● Material for this task:
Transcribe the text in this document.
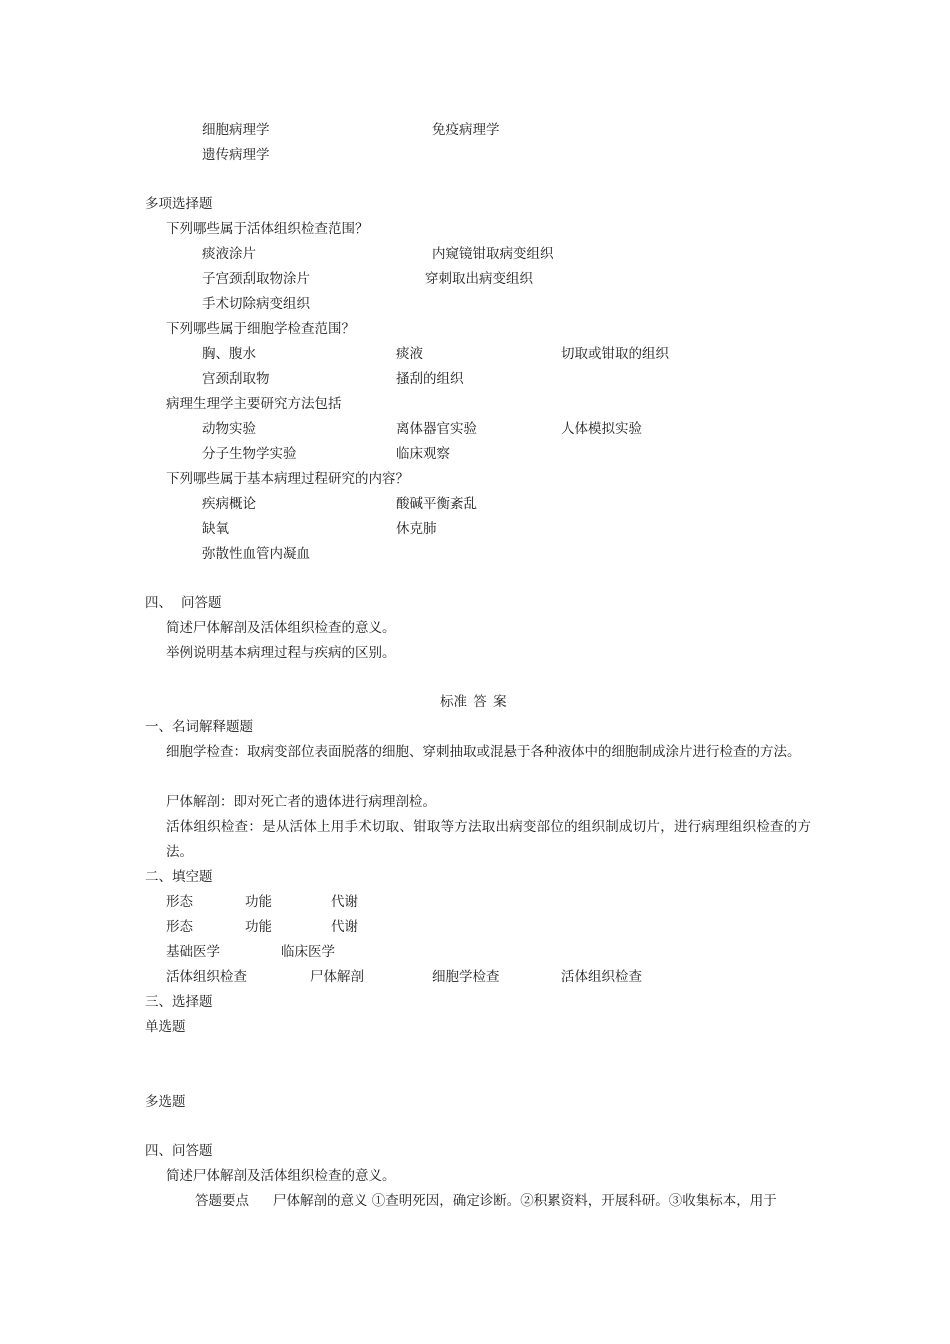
细胞病理学	免疫病理学
遗传病理学
多项选择题
下列哪些属于活体组织检查范围？
痰液涂片	内窥镜钳取病变组织
子宫颈刮取物涂片	穿刺取出病变组织
手术切除病变组织
下列哪些属于细胞学检查范围？
胸、腹水	痰液	切取或钳取的组织
宫颈刮取物	搔刮的组织
病理生理学主要研究方法包括
动物实验	离体器官实验	人体模拟实验
分子生物学实验	临床观察
下列哪些属于基本病理过程研究的内容？
疾病概论	酸碱平衡紊乱
缺氧	休克肺
弥散性血管内凝血
四、 问答题
简述尸体解剖及活体组织检查的意义。
举例说明基本病理过程与疾病的区别。
标准 答 案
一、名词解释题题
细胞学检查：取病变部位表面脱落的细胞、穿刺抽取或混悬于各种液体中的细胞制成涂片进行检查的方法。
尸体解剖：即对死亡者的遗体进行病理剖检。
活体组织检查：是从活体上用手术切取、钳取等方法取出病变部位的组织制成切片，进行病理组织检查的方法。
二、填空题
形态	功能	代谢
形态	功能	代谢
基础医学	临床医学
活体组织检查	尸体解剖	细胞学检查	活体组织检查
三、选择题
单选题
多选题
四、问答题
简述尸体解剖及活体组织检查的意义。
答题要点 尸体解剖的意义 ①查明死因，确定诊断。②积累资料，开展科研。③收集标本，用于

● Problem statement: Replicate the material above verbatim; images stay out of the copy.

● Response to this task:
Transcribe the text in this document.
细胞病理学	免疫病理学
遗传病理学
多项选择题
下列哪些属于活体组织检查范围？
痰液涂片	内窥镜钳取病变组织
子宫颈刮取物涂片	穿刺取出病变组织
手术切除病变组织
下列哪些属于细胞学检查范围？
胸、腹水	痰液	切取或钳取的组织
宫颈刮取物	搔刮的组织
病理生理学主要研究方法包括
动物实验	离体器官实验	人体模拟实验
分子生物学实验	临床观察
下列哪些属于基本病理过程研究的内容？
疾病概论	酸碱平衡紊乱
缺氧	休克肺
弥散性血管内凝血
四、 问答题
简述尸体解剖及活体组织检查的意义。
举例说明基本病理过程与疾病的区别。
标准 答 案
一、名词解释题题
细胞学检查：取病变部位表面脱落的细胞、穿刺抽取或混悬于各种液体中的细胞制成涂片进行检查的方法。
尸体解剖：即对死亡者的遗体进行病理剖检。
活体组织检查：是从活体上用手术切取、钳取等方法取出病变部位的组织制成切片，进行病理组织检查的方法。
二、填空题
形态	功能	代谢
形态	功能	代谢
基础医学	临床医学
活体组织检查	尸体解剖	细胞学检查	活体组织检查
三、选择题
单选题
多选题
四、问答题
简述尸体解剖及活体组织检查的意义。
答题要点 尸体解剖的意义 ①查明死因，确定诊断。②积累资料，开展科研。③收集标本，用于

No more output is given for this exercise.